(Stored data)
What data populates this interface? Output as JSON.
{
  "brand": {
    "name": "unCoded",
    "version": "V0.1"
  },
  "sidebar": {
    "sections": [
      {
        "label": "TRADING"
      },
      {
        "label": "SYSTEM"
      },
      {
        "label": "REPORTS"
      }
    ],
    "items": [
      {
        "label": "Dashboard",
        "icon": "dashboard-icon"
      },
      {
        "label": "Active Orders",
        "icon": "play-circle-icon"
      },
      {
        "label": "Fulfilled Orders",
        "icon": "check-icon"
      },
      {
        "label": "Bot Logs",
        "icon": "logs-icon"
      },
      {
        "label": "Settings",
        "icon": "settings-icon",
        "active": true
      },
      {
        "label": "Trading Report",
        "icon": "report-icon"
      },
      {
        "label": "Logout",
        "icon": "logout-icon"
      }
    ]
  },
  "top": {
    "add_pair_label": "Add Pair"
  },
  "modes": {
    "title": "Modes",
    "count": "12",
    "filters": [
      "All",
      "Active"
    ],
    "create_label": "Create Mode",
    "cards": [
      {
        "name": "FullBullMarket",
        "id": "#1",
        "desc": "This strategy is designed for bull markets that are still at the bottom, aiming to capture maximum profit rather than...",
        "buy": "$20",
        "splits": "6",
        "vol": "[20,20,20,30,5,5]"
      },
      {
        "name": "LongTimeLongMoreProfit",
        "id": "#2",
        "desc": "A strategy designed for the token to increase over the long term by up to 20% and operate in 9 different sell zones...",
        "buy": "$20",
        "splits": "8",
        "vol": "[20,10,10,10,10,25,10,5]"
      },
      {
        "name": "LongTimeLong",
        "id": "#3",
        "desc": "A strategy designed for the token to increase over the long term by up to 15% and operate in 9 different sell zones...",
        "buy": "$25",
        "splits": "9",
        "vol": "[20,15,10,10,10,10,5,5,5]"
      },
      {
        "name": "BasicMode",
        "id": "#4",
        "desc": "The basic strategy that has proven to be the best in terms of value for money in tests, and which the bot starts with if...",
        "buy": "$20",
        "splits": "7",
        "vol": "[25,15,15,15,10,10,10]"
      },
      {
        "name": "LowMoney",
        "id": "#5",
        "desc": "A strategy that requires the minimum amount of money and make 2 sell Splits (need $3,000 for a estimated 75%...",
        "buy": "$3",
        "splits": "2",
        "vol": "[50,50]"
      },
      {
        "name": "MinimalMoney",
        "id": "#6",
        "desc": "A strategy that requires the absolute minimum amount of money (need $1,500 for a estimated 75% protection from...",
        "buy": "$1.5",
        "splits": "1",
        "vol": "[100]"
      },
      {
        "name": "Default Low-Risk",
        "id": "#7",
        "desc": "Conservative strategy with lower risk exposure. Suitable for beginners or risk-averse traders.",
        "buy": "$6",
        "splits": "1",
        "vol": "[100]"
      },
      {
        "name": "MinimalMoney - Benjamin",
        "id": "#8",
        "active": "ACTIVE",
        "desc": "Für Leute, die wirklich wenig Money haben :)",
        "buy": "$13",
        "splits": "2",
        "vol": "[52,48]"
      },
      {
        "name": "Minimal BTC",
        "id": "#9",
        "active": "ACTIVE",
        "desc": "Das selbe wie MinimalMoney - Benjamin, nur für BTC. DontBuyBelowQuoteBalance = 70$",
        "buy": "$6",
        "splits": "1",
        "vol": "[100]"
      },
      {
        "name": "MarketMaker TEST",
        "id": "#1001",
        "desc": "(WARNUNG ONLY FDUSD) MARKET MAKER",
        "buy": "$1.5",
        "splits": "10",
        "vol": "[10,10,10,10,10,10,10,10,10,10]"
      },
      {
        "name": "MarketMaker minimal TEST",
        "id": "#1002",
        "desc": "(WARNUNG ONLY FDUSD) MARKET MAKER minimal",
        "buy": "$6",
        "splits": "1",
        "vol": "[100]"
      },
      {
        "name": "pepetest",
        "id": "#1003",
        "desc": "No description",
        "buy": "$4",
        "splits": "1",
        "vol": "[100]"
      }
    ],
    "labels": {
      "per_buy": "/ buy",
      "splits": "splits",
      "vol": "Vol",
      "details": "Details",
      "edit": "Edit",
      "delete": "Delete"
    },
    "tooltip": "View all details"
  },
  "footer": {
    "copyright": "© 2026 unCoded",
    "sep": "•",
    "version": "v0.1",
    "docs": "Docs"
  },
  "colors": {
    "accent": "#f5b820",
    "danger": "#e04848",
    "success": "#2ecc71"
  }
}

* **BRIEF**: Retype every entry above, word for word.

* **FINISHED ANSWER**:
What data populates this interface? Output as JSON.
{
  "brand": {
    "name": "unCoded",
    "version": "V0.1"
  },
  "sidebar": {
    "sections": [
      {
        "label": "TRADING"
      },
      {
        "label": "SYSTEM"
      },
      {
        "label": "REPORTS"
      }
    ],
    "items": [
      {
        "label": "Dashboard",
        "icon": "dashboard-icon"
      },
      {
        "label": "Active Orders",
        "icon": "play-circle-icon"
      },
      {
        "label": "Fulfilled Orders",
        "icon": "check-icon"
      },
      {
        "label": "Bot Logs",
        "icon": "logs-icon"
      },
      {
        "label": "Settings",
        "icon": "settings-icon",
        "active": true
      },
      {
        "label": "Trading Report",
        "icon": "report-icon"
      },
      {
        "label": "Logout",
        "icon": "logout-icon"
      }
    ]
  },
  "top": {
    "add_pair_label": "Add Pair"
  },
  "modes": {
    "title": "Modes",
    "count": "12",
    "filters": [
      "All",
      "Active"
    ],
    "create_label": "Create Mode",
    "cards": [
      {
        "name": "FullBullMarket",
        "id": "#1",
        "desc": "This strategy is designed for bull markets that are still at the bottom, aiming to capture maximum profit rather than...",
        "buy": "$20",
        "splits": "6",
        "vol": "[20,20,20,30,5,5]"
      },
      {
        "name": "LongTimeLongMoreProfit",
        "id": "#2",
        "desc": "A strategy designed for the token to increase over the long term by up to 20% and operate in 9 different sell zones...",
        "buy": "$20",
        "splits": "8",
        "vol": "[20,10,10,10,10,25,10,5]"
      },
      {
        "name": "LongTimeLong",
        "id": "#3",
        "desc": "A strategy designed for the token to increase over the long term by up to 15% and operate in 9 different sell zones...",
        "buy": "$25",
        "splits": "9",
        "vol": "[20,15,10,10,10,10,5,5,5]"
      },
      {
        "name": "BasicMode",
        "id": "#4",
        "desc": "The basic strategy that has proven to be the best in terms of value for money in tests, and which the bot starts with if...",
        "buy": "$20",
        "splits": "7",
        "vol": "[25,15,15,15,10,10,10]"
      },
      {
        "name": "LowMoney",
        "id": "#5",
        "desc": "A strategy that requires the minimum amount of money and make 2 sell Splits (need $3,000 for a estimated 75%...",
        "buy": "$3",
        "splits": "2",
        "vol": "[50,50]"
      },
      {
        "name": "MinimalMoney",
        "id": "#6",
        "desc": "A strategy that requires the absolute minimum amount of money (need $1,500 for a estimated 75% protection from...",
        "buy": "$1.5",
        "splits": "1",
        "vol": "[100]"
      },
      {
        "name": "Default Low-Risk",
        "id": "#7",
        "desc": "Conservative strategy with lower risk exposure. Suitable for beginners or risk-averse traders.",
        "buy": "$6",
        "splits": "1",
        "vol": "[100]"
      },
      {
        "name": "MinimalMoney - Benjamin",
        "id": "#8",
        "active": "ACTIVE",
        "desc": "Für Leute, die wirklich wenig Money haben :)",
        "buy": "$13",
        "splits": "2",
        "vol": "[52,48]"
      },
      {
        "name": "Minimal BTC",
        "id": "#9",
        "active": "ACTIVE",
        "desc": "Das selbe wie MinimalMoney - Benjamin, nur für BTC. DontBuyBelowQuoteBalance = 70$",
        "buy": "$6",
        "splits": "1",
        "vol": "[100]"
      },
      {
        "name": "MarketMaker TEST",
        "id": "#1001",
        "desc": "(WARNUNG ONLY FDUSD) MARKET MAKER",
        "buy": "$1.5",
        "splits": "10",
        "vol": "[10,10,10,10,10,10,10,10,10,10]"
      },
      {
        "name": "MarketMaker minimal TEST",
        "id": "#1002",
        "desc": "(WARNUNG ONLY FDUSD) MARKET MAKER minimal",
        "buy": "$6",
        "splits": "1",
        "vol": "[100]"
      },
      {
        "name": "pepetest",
        "id": "#1003",
        "desc": "No description",
        "buy": "$4",
        "splits": "1",
        "vol": "[100]"
      }
    ],
    "labels": {
      "per_buy": "/ buy",
      "splits": "splits",
      "vol": "Vol",
      "details": "Details",
      "edit": "Edit",
      "delete": "Delete"
    },
    "tooltip": "View all details"
  },
  "footer": {
    "copyright": "© 2026 unCoded",
    "sep": "•",
    "version": "v0.1",
    "docs": "Docs"
  },
  "colors": {
    "accent": "#f5b820",
    "danger": "#e04848",
    "success": "#2ecc71"
  }
}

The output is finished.